WHAT TO WORK ON:
Only the pictures are left out: repeat the rest of the entries exactly.

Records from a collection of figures
____________

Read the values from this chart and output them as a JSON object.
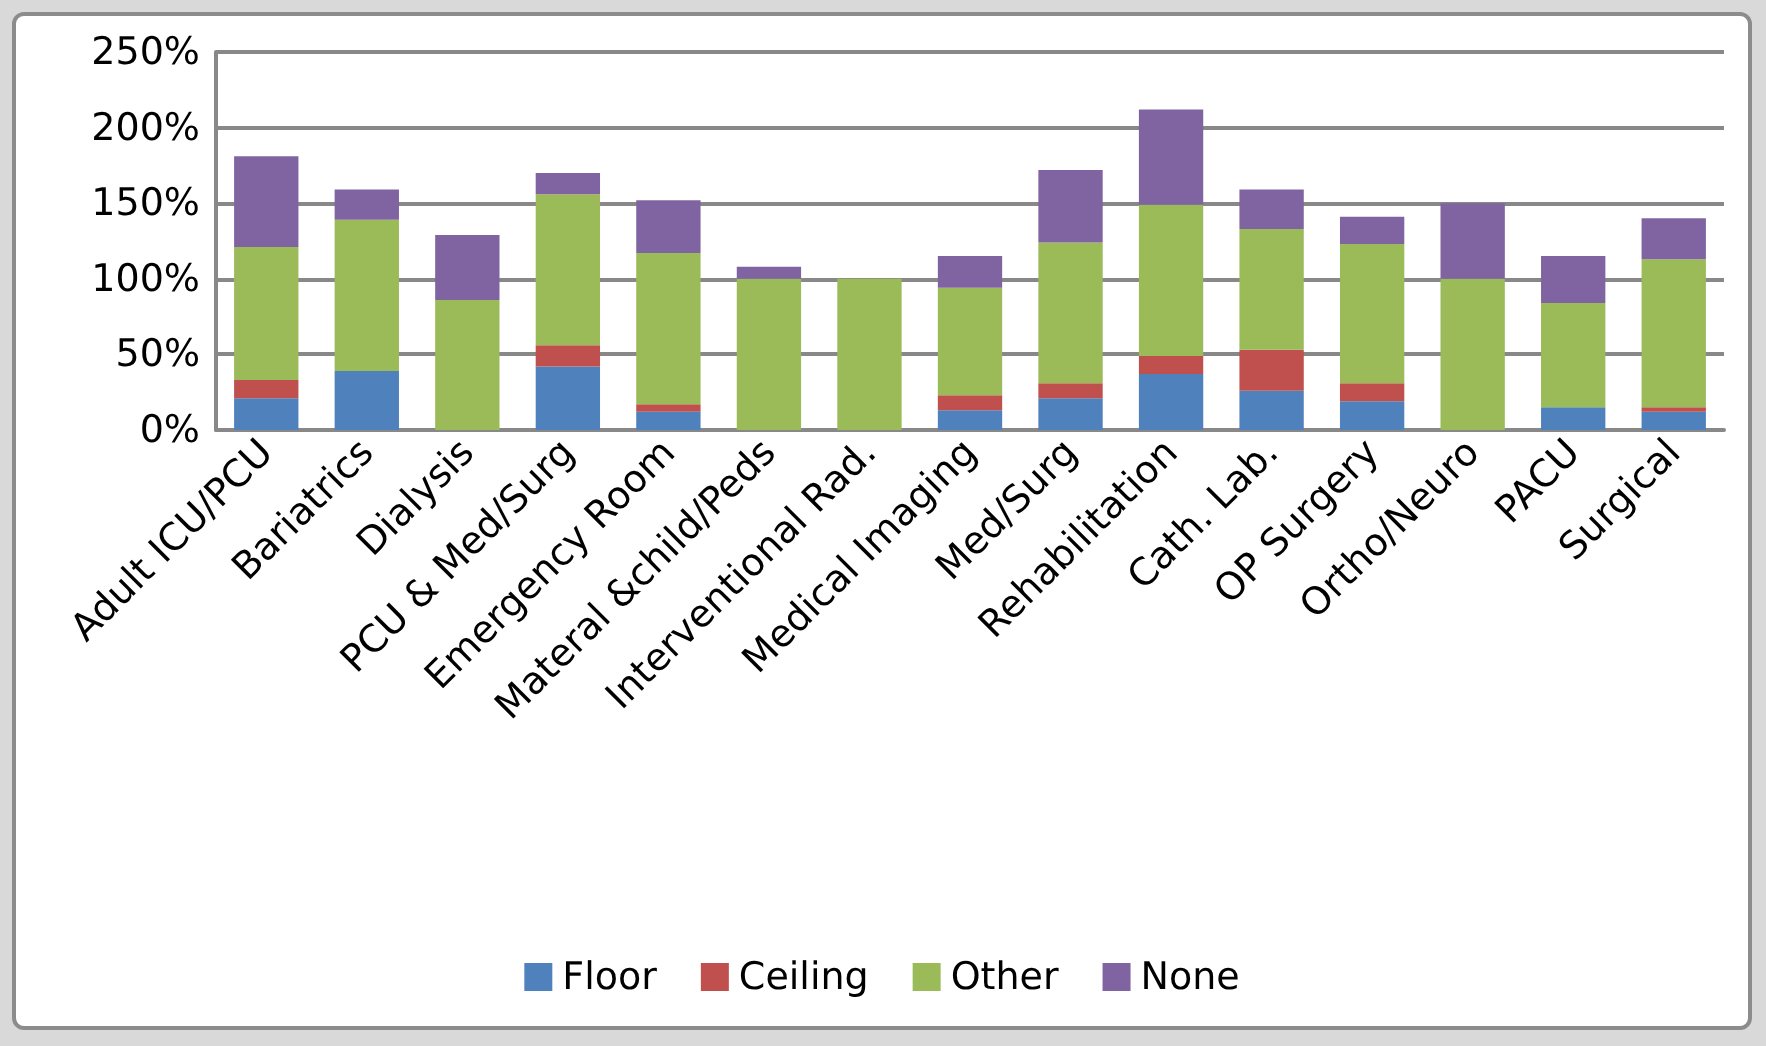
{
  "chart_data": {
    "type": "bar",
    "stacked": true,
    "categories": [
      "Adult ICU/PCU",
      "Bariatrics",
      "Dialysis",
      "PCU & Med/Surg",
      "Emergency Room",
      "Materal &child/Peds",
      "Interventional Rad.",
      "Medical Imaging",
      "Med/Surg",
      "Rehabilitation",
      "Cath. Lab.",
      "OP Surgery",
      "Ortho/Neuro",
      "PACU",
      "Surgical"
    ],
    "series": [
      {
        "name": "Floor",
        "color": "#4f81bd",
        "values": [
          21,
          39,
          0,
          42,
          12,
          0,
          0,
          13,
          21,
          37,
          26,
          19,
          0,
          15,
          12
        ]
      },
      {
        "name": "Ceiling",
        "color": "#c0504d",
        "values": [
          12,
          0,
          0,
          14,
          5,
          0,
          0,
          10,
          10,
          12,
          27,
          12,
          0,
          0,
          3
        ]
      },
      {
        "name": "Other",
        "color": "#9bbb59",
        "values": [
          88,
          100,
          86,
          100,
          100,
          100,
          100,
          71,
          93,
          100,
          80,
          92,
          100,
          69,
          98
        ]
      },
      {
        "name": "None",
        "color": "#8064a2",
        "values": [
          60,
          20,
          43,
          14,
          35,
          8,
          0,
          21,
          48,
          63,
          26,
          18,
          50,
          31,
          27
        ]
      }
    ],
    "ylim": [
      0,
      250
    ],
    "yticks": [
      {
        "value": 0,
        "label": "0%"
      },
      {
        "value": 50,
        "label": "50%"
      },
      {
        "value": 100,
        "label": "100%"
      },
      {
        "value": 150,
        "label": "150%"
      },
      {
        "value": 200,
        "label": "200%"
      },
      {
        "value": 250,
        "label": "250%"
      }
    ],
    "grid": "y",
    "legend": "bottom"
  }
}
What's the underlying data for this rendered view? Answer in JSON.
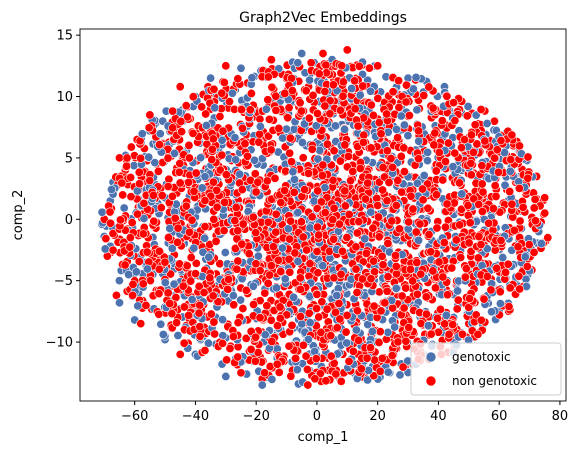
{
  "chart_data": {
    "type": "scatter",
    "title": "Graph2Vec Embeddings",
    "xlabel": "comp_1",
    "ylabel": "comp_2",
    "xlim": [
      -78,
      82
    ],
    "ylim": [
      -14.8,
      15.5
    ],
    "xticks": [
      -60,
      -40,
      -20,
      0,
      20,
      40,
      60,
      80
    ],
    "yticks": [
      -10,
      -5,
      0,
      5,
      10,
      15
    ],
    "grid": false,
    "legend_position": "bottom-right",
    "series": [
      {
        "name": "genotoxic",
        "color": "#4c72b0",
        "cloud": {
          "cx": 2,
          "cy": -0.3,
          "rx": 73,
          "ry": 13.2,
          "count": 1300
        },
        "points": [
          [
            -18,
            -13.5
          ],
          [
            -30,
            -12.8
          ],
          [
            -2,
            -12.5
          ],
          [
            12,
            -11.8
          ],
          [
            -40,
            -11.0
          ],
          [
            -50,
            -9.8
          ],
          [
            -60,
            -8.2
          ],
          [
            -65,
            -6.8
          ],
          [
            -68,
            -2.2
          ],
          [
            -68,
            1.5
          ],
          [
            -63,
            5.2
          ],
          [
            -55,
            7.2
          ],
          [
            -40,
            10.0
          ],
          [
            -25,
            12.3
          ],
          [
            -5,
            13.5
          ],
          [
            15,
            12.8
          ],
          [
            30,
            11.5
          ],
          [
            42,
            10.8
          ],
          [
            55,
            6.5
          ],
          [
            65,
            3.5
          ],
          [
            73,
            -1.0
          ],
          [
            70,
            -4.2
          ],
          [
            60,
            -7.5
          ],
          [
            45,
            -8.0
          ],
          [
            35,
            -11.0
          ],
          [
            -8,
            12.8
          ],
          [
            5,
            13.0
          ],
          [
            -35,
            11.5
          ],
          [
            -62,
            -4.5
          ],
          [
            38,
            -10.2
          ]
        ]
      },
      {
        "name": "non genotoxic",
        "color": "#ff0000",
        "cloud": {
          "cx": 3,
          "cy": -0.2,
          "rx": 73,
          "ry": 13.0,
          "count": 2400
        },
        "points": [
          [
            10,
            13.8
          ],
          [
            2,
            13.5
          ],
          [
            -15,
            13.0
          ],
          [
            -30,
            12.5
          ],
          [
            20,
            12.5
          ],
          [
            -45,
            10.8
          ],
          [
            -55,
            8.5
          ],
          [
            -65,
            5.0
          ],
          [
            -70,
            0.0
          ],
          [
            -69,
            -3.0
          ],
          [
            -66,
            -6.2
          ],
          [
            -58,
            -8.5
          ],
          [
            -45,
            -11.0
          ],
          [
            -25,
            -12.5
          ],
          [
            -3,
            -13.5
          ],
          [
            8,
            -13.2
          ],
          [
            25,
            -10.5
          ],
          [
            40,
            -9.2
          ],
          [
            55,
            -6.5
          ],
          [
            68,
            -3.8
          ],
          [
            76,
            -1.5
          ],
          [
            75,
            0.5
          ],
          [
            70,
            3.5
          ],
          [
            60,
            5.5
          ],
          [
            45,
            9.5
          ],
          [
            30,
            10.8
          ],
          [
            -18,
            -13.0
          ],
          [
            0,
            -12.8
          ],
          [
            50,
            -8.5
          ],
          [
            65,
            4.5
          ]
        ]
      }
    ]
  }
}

____________

RESULT FOR THIS TASK:
Read the values from this chart and output them as a JSON object.
{
  "chart_data": {
    "type": "bar",
    "stacked": true,
    "categories": [
      "Adult ICU/PCU",
      "Bariatrics",
      "Dialysis",
      "PCU & Med/Surg",
      "Emergency Room",
      "Materal &child/Peds",
      "Interventional Rad.",
      "Medical Imaging",
      "Med/Surg",
      "Rehabilitation",
      "Cath. Lab.",
      "OP Surgery",
      "Ortho/Neuro",
      "PACU",
      "Surgical"
    ],
    "series": [
      {
        "name": "Floor",
        "color": "#4f81bd",
        "values": [
          21,
          39,
          0,
          42,
          12,
          0,
          0,
          13,
          21,
          37,
          26,
          19,
          0,
          15,
          12
        ]
      },
      {
        "name": "Ceiling",
        "color": "#c0504d",
        "values": [
          12,
          0,
          0,
          14,
          5,
          0,
          0,
          10,
          10,
          12,
          27,
          12,
          0,
          0,
          3
        ]
      },
      {
        "name": "Other",
        "color": "#9bbb59",
        "values": [
          88,
          100,
          86,
          100,
          100,
          100,
          100,
          71,
          93,
          100,
          80,
          92,
          100,
          69,
          98
        ]
      },
      {
        "name": "None",
        "color": "#8064a2",
        "values": [
          60,
          20,
          43,
          14,
          35,
          8,
          0,
          21,
          48,
          63,
          26,
          18,
          50,
          31,
          27
        ]
      }
    ],
    "ylim": [
      0,
      250
    ],
    "yticks": [
      {
        "value": 0,
        "label": "0%"
      },
      {
        "value": 50,
        "label": "50%"
      },
      {
        "value": 100,
        "label": "100%"
      },
      {
        "value": 150,
        "label": "150%"
      },
      {
        "value": 200,
        "label": "200%"
      },
      {
        "value": 250,
        "label": "250%"
      }
    ],
    "grid": "y",
    "legend": "bottom"
  }
}
What's the underlying data for this rendered view? Answer in JSON.
{
  "chart_data": {
    "type": "scatter",
    "title": "Graph2Vec Embeddings",
    "xlabel": "comp_1",
    "ylabel": "comp_2",
    "xlim": [
      -78,
      82
    ],
    "ylim": [
      -14.8,
      15.5
    ],
    "xticks": [
      -60,
      -40,
      -20,
      0,
      20,
      40,
      60,
      80
    ],
    "yticks": [
      -10,
      -5,
      0,
      5,
      10,
      15
    ],
    "grid": false,
    "legend_position": "bottom-right",
    "series": [
      {
        "name": "genotoxic",
        "color": "#4c72b0",
        "cloud": {
          "cx": 2,
          "cy": -0.3,
          "rx": 73,
          "ry": 13.2,
          "count": 1300
        },
        "points": [
          [
            -18,
            -13.5
          ],
          [
            -30,
            -12.8
          ],
          [
            -2,
            -12.5
          ],
          [
            12,
            -11.8
          ],
          [
            -40,
            -11.0
          ],
          [
            -50,
            -9.8
          ],
          [
            -60,
            -8.2
          ],
          [
            -65,
            -6.8
          ],
          [
            -68,
            -2.2
          ],
          [
            -68,
            1.5
          ],
          [
            -63,
            5.2
          ],
          [
            -55,
            7.2
          ],
          [
            -40,
            10.0
          ],
          [
            -25,
            12.3
          ],
          [
            -5,
            13.5
          ],
          [
            15,
            12.8
          ],
          [
            30,
            11.5
          ],
          [
            42,
            10.8
          ],
          [
            55,
            6.5
          ],
          [
            65,
            3.5
          ],
          [
            73,
            -1.0
          ],
          [
            70,
            -4.2
          ],
          [
            60,
            -7.5
          ],
          [
            45,
            -8.0
          ],
          [
            35,
            -11.0
          ],
          [
            -8,
            12.8
          ],
          [
            5,
            13.0
          ],
          [
            -35,
            11.5
          ],
          [
            -62,
            -4.5
          ],
          [
            38,
            -10.2
          ]
        ]
      },
      {
        "name": "non genotoxic",
        "color": "#ff0000",
        "cloud": {
          "cx": 3,
          "cy": -0.2,
          "rx": 73,
          "ry": 13.0,
          "count": 2400
        },
        "points": [
          [
            10,
            13.8
          ],
          [
            2,
            13.5
          ],
          [
            -15,
            13.0
          ],
          [
            -30,
            12.5
          ],
          [
            20,
            12.5
          ],
          [
            -45,
            10.8
          ],
          [
            -55,
            8.5
          ],
          [
            -65,
            5.0
          ],
          [
            -70,
            0.0
          ],
          [
            -69,
            -3.0
          ],
          [
            -66,
            -6.2
          ],
          [
            -58,
            -8.5
          ],
          [
            -45,
            -11.0
          ],
          [
            -25,
            -12.5
          ],
          [
            -3,
            -13.5
          ],
          [
            8,
            -13.2
          ],
          [
            25,
            -10.5
          ],
          [
            40,
            -9.2
          ],
          [
            55,
            -6.5
          ],
          [
            68,
            -3.8
          ],
          [
            76,
            -1.5
          ],
          [
            75,
            0.5
          ],
          [
            70,
            3.5
          ],
          [
            60,
            5.5
          ],
          [
            45,
            9.5
          ],
          [
            30,
            10.8
          ],
          [
            -18,
            -13.0
          ],
          [
            0,
            -12.8
          ],
          [
            50,
            -8.5
          ],
          [
            65,
            4.5
          ]
        ]
      }
    ]
  }
}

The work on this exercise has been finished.